### What needs to be done
Exclude the pictures, then copy all remaining records exactly.

### Dataset entries
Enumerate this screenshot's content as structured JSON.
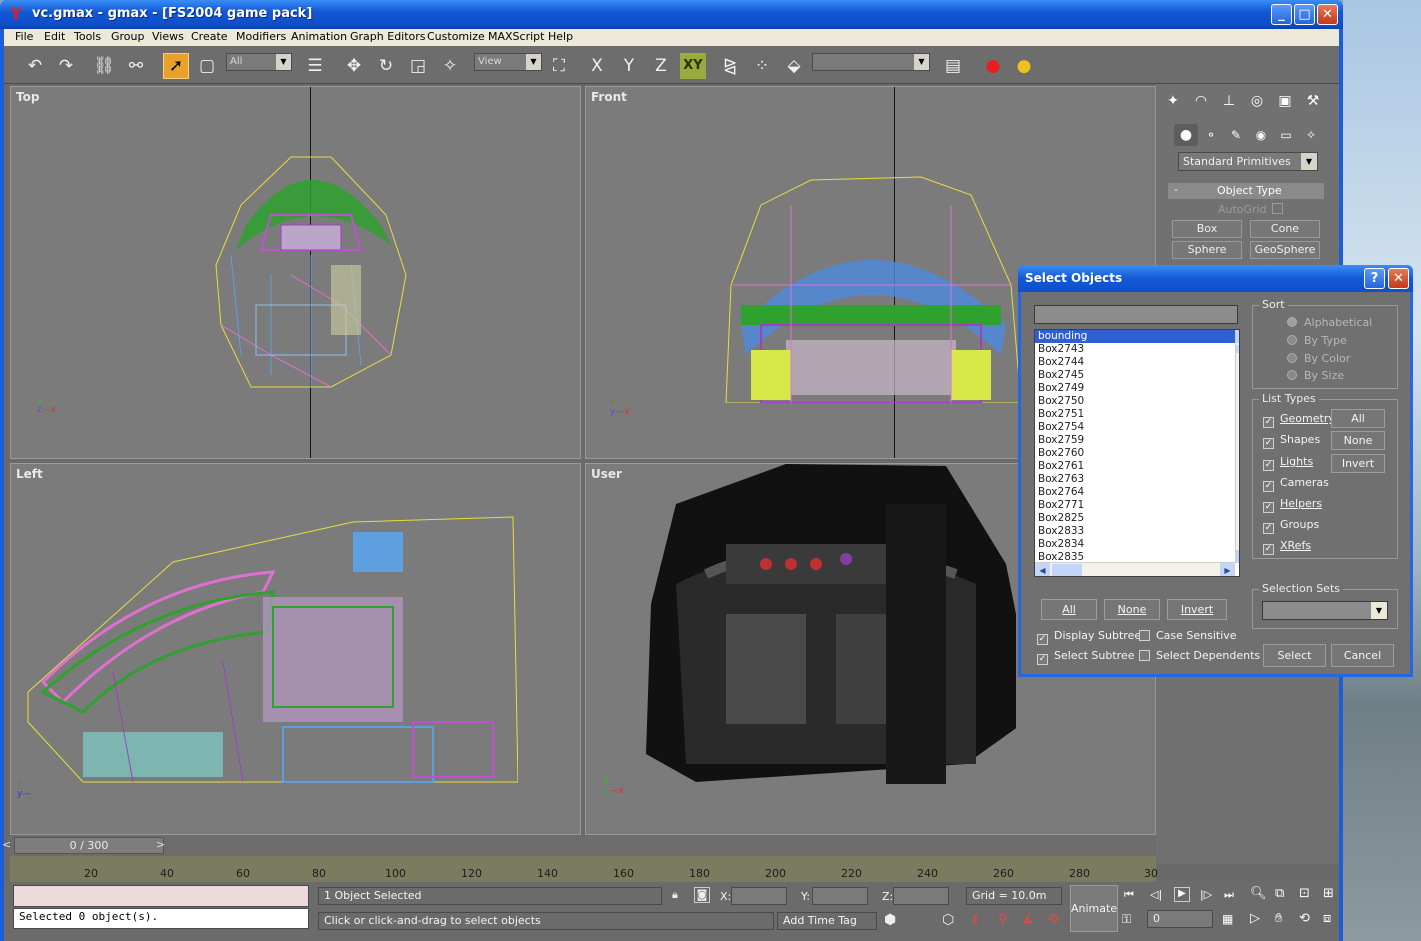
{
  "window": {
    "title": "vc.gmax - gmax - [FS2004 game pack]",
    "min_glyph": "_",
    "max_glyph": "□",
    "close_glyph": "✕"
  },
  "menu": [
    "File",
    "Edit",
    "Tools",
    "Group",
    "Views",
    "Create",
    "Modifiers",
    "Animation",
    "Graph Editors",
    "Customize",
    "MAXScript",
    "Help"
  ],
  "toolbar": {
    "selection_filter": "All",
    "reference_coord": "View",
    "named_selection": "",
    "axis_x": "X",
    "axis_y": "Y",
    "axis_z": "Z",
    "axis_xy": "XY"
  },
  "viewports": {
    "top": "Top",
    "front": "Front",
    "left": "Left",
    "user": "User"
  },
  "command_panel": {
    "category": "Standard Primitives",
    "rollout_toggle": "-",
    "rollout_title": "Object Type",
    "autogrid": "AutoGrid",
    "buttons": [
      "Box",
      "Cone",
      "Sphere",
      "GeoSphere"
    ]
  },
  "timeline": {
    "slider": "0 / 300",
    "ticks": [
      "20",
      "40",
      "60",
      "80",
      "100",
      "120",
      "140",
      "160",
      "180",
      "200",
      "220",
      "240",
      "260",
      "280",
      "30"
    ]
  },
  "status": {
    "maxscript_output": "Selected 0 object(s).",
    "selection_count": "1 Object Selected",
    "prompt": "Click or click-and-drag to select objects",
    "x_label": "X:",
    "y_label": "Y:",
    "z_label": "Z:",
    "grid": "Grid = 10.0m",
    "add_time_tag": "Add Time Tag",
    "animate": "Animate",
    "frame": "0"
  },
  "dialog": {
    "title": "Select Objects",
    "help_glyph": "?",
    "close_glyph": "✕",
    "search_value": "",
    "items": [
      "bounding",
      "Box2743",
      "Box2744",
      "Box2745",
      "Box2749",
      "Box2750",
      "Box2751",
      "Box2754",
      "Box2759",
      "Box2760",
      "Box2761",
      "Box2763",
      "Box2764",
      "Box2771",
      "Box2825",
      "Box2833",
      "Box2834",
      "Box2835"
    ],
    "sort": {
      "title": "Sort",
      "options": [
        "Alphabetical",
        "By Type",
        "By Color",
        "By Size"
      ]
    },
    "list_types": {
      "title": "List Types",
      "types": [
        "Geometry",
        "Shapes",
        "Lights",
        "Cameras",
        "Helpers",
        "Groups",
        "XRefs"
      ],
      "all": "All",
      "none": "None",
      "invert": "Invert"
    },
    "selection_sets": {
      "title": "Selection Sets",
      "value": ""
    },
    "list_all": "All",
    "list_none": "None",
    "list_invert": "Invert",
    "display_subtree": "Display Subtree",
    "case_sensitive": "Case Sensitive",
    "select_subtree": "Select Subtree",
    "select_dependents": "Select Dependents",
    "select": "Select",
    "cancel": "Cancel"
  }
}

### Exercise result
Enumerate this screenshot's content as structured JSON.
{
  "window": {
    "title": "vc.gmax - gmax - [FS2004 game pack]",
    "min_glyph": "_",
    "max_glyph": "□",
    "close_glyph": "✕"
  },
  "menu": [
    "File",
    "Edit",
    "Tools",
    "Group",
    "Views",
    "Create",
    "Modifiers",
    "Animation",
    "Graph Editors",
    "Customize",
    "MAXScript",
    "Help"
  ],
  "toolbar": {
    "selection_filter": "All",
    "reference_coord": "View",
    "named_selection": "",
    "axis_x": "X",
    "axis_y": "Y",
    "axis_z": "Z",
    "axis_xy": "XY"
  },
  "viewports": {
    "top": "Top",
    "front": "Front",
    "left": "Left",
    "user": "User"
  },
  "command_panel": {
    "category": "Standard Primitives",
    "rollout_toggle": "-",
    "rollout_title": "Object Type",
    "autogrid": "AutoGrid",
    "buttons": [
      "Box",
      "Cone",
      "Sphere",
      "GeoSphere"
    ]
  },
  "timeline": {
    "slider": "0 / 300",
    "ticks": [
      "20",
      "40",
      "60",
      "80",
      "100",
      "120",
      "140",
      "160",
      "180",
      "200",
      "220",
      "240",
      "260",
      "280",
      "30"
    ]
  },
  "status": {
    "maxscript_output": "Selected 0 object(s).",
    "selection_count": "1 Object Selected",
    "prompt": "Click or click-and-drag to select objects",
    "x_label": "X:",
    "y_label": "Y:",
    "z_label": "Z:",
    "grid": "Grid = 10.0m",
    "add_time_tag": "Add Time Tag",
    "animate": "Animate",
    "frame": "0"
  },
  "dialog": {
    "title": "Select Objects",
    "help_glyph": "?",
    "close_glyph": "✕",
    "search_value": "",
    "items": [
      "bounding",
      "Box2743",
      "Box2744",
      "Box2745",
      "Box2749",
      "Box2750",
      "Box2751",
      "Box2754",
      "Box2759",
      "Box2760",
      "Box2761",
      "Box2763",
      "Box2764",
      "Box2771",
      "Box2825",
      "Box2833",
      "Box2834",
      "Box2835"
    ],
    "sort": {
      "title": "Sort",
      "options": [
        "Alphabetical",
        "By Type",
        "By Color",
        "By Size"
      ]
    },
    "list_types": {
      "title": "List Types",
      "types": [
        "Geometry",
        "Shapes",
        "Lights",
        "Cameras",
        "Helpers",
        "Groups",
        "XRefs"
      ],
      "all": "All",
      "none": "None",
      "invert": "Invert"
    },
    "selection_sets": {
      "title": "Selection Sets",
      "value": ""
    },
    "list_all": "All",
    "list_none": "None",
    "list_invert": "Invert",
    "display_subtree": "Display Subtree",
    "case_sensitive": "Case Sensitive",
    "select_subtree": "Select Subtree",
    "select_dependents": "Select Dependents",
    "select": "Select",
    "cancel": "Cancel"
  }
}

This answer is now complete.